-- BEGIN Given data --
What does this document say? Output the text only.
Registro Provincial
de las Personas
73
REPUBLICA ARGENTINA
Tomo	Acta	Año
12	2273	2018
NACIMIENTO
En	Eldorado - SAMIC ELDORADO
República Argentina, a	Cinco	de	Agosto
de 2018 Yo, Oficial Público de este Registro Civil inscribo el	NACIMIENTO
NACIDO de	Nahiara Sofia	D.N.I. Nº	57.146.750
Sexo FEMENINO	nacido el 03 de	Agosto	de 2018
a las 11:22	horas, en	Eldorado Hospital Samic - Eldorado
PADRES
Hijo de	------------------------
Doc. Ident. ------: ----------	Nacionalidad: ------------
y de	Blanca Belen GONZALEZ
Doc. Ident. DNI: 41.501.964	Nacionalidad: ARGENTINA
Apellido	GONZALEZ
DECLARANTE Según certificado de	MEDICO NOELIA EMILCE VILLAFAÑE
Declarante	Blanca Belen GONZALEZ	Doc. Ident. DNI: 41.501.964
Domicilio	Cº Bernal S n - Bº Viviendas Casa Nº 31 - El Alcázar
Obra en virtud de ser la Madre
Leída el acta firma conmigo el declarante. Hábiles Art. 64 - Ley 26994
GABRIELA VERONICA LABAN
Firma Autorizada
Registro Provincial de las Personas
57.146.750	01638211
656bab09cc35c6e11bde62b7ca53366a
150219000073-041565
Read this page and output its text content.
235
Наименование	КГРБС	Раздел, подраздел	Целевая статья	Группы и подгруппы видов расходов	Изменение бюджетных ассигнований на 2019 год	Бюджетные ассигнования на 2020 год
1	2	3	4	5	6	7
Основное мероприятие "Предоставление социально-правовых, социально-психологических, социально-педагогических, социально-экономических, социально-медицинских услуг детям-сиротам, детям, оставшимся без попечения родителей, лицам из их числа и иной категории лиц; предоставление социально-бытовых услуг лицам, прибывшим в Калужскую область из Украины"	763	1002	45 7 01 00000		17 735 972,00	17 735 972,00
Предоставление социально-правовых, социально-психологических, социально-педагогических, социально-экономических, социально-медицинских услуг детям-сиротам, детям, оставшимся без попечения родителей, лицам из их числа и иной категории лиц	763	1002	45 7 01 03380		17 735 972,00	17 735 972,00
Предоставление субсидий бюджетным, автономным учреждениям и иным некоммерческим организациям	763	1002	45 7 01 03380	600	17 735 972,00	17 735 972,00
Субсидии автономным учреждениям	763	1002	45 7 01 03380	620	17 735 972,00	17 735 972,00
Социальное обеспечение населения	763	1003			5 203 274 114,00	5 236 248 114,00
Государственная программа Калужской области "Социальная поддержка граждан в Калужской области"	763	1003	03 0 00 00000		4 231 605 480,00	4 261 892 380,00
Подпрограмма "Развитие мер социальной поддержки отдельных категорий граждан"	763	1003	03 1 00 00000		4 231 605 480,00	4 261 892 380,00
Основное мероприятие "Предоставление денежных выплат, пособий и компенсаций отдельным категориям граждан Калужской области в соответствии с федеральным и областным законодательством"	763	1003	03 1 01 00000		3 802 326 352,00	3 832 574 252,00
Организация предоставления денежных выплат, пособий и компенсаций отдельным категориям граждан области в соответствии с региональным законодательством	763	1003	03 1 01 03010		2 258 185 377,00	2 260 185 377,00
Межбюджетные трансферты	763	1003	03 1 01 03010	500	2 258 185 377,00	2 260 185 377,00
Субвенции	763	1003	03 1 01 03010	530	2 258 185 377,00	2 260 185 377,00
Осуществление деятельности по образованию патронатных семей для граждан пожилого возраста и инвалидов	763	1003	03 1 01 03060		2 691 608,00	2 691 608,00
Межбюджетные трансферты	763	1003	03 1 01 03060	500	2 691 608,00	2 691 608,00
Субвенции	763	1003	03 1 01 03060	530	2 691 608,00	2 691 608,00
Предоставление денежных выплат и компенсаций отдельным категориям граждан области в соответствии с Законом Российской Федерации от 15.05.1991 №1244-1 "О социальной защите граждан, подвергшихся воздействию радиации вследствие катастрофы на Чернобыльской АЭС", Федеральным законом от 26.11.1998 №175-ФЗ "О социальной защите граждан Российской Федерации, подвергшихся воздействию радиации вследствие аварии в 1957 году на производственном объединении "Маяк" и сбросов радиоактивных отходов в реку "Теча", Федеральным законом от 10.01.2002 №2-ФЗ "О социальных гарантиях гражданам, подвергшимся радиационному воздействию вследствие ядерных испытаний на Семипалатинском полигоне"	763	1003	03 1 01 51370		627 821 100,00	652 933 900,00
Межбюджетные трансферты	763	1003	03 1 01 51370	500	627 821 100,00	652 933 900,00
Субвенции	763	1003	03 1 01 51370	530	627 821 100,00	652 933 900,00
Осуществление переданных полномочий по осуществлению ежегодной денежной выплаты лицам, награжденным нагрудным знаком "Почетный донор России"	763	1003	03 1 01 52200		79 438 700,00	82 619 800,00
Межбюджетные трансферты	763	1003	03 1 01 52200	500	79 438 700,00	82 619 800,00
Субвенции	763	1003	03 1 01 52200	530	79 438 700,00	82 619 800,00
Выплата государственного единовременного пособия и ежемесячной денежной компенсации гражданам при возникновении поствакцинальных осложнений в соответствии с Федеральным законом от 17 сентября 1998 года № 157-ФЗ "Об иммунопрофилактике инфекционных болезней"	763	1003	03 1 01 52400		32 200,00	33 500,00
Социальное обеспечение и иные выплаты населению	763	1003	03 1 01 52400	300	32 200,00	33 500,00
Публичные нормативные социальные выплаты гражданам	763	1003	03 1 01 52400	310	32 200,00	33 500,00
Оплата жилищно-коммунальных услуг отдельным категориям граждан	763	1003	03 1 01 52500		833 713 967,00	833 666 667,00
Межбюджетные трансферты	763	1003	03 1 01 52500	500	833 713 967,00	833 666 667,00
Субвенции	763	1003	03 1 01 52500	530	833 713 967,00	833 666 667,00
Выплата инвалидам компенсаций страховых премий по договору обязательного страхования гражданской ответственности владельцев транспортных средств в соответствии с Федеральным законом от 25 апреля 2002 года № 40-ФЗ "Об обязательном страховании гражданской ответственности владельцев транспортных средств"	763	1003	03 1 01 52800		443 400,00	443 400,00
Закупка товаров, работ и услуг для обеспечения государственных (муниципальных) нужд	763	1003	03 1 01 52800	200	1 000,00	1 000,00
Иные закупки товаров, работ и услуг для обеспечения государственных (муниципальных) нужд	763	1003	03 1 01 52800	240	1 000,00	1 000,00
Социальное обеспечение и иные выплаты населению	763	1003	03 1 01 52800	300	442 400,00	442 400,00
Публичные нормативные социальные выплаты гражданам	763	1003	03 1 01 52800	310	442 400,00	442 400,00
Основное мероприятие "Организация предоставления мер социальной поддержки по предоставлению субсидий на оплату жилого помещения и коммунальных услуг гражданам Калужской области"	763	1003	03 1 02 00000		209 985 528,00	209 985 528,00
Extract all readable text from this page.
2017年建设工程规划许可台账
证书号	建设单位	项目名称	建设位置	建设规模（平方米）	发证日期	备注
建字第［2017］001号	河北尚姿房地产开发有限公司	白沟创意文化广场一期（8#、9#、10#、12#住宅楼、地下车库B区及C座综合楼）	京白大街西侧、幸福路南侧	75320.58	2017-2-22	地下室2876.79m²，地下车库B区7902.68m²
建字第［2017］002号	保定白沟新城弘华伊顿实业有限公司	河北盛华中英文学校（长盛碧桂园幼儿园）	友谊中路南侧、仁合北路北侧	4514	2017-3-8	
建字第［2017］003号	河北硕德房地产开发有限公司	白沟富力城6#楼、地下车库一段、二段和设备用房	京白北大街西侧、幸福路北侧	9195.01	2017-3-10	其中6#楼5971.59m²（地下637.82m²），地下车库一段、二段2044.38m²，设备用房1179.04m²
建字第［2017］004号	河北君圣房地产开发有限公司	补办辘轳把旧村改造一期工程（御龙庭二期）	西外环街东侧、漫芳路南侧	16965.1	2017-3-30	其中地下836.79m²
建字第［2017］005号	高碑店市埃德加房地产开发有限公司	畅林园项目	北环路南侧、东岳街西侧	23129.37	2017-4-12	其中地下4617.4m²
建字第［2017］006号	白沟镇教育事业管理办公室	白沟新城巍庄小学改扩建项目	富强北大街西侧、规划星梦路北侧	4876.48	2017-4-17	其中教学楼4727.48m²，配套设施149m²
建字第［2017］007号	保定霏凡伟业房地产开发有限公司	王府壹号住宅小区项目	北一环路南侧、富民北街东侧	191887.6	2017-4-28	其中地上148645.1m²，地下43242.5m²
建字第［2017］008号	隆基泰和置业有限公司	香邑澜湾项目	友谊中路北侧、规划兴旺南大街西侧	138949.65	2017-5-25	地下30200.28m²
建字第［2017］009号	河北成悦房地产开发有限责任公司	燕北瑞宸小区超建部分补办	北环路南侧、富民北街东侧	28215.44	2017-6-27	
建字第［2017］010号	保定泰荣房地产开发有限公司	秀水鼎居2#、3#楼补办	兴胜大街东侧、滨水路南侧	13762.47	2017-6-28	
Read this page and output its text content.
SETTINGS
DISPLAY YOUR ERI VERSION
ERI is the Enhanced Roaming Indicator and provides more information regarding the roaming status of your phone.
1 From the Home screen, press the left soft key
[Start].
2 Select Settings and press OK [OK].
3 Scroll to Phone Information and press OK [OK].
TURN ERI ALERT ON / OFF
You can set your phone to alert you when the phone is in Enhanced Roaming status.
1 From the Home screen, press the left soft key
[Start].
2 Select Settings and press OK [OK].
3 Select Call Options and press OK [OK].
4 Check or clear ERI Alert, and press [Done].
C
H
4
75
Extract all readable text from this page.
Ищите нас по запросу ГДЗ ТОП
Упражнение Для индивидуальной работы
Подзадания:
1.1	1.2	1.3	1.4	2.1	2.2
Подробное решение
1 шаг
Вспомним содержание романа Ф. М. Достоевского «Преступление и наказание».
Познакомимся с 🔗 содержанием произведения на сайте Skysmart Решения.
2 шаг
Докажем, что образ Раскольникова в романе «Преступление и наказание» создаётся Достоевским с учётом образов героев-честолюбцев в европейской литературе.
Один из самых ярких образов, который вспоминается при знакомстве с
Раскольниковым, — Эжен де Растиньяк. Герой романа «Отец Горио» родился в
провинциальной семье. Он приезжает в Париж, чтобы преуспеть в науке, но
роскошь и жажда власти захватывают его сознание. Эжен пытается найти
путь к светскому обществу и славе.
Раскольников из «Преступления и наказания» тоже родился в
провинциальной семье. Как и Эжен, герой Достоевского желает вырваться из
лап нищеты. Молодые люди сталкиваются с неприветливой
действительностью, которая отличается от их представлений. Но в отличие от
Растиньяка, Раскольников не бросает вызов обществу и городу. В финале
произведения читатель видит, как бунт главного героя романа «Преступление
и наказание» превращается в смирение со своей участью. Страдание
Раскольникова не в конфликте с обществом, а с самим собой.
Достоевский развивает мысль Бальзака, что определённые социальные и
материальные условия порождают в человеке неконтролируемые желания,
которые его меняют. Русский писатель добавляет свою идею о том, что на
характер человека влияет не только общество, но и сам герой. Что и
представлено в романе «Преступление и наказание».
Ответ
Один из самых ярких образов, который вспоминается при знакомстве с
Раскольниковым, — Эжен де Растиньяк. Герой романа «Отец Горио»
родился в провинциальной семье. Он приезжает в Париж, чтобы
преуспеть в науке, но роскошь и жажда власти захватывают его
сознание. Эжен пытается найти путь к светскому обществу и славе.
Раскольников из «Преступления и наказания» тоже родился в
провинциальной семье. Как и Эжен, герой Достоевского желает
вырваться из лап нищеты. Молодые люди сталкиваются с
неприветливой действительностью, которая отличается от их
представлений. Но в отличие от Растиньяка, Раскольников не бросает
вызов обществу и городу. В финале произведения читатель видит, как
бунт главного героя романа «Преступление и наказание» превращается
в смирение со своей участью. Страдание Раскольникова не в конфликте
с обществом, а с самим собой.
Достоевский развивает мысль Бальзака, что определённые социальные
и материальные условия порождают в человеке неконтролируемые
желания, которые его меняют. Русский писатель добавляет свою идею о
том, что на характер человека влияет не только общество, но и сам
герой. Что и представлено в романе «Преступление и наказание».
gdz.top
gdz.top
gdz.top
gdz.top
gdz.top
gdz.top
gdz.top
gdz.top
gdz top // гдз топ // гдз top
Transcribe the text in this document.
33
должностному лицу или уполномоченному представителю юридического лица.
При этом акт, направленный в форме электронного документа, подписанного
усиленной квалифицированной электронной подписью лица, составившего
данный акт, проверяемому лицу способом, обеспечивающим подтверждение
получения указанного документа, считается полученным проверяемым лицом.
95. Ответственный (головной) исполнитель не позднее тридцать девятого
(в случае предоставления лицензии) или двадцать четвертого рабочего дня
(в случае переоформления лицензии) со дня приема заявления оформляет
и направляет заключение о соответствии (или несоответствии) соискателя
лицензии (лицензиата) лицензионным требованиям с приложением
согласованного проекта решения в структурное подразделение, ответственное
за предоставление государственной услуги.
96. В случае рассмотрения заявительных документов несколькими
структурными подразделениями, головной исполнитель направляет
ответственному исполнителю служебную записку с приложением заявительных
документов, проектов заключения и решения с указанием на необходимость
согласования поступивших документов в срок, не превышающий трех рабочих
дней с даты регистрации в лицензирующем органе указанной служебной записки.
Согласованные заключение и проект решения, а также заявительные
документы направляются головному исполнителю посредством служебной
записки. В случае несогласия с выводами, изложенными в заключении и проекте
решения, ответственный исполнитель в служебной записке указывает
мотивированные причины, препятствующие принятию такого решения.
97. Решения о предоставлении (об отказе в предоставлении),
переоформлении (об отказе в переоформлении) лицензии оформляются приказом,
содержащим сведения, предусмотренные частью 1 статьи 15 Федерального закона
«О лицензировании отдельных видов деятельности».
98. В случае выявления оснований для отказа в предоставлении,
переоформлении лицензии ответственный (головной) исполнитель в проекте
-- END Given data --
(Job): From the entries above, pull out each line that includes "press".

(Correct output):
1 From the Home screen, press the left soft key
2 Select Settings and press OK [OK].
3 Scroll to Phone Information and press OK [OK].
1 From the Home screen, press the left soft key
2 Select Settings and press OK [OK].
3 Select Call Options and press OK [OK].
4 Check or clear ERI Alert, and press [Done].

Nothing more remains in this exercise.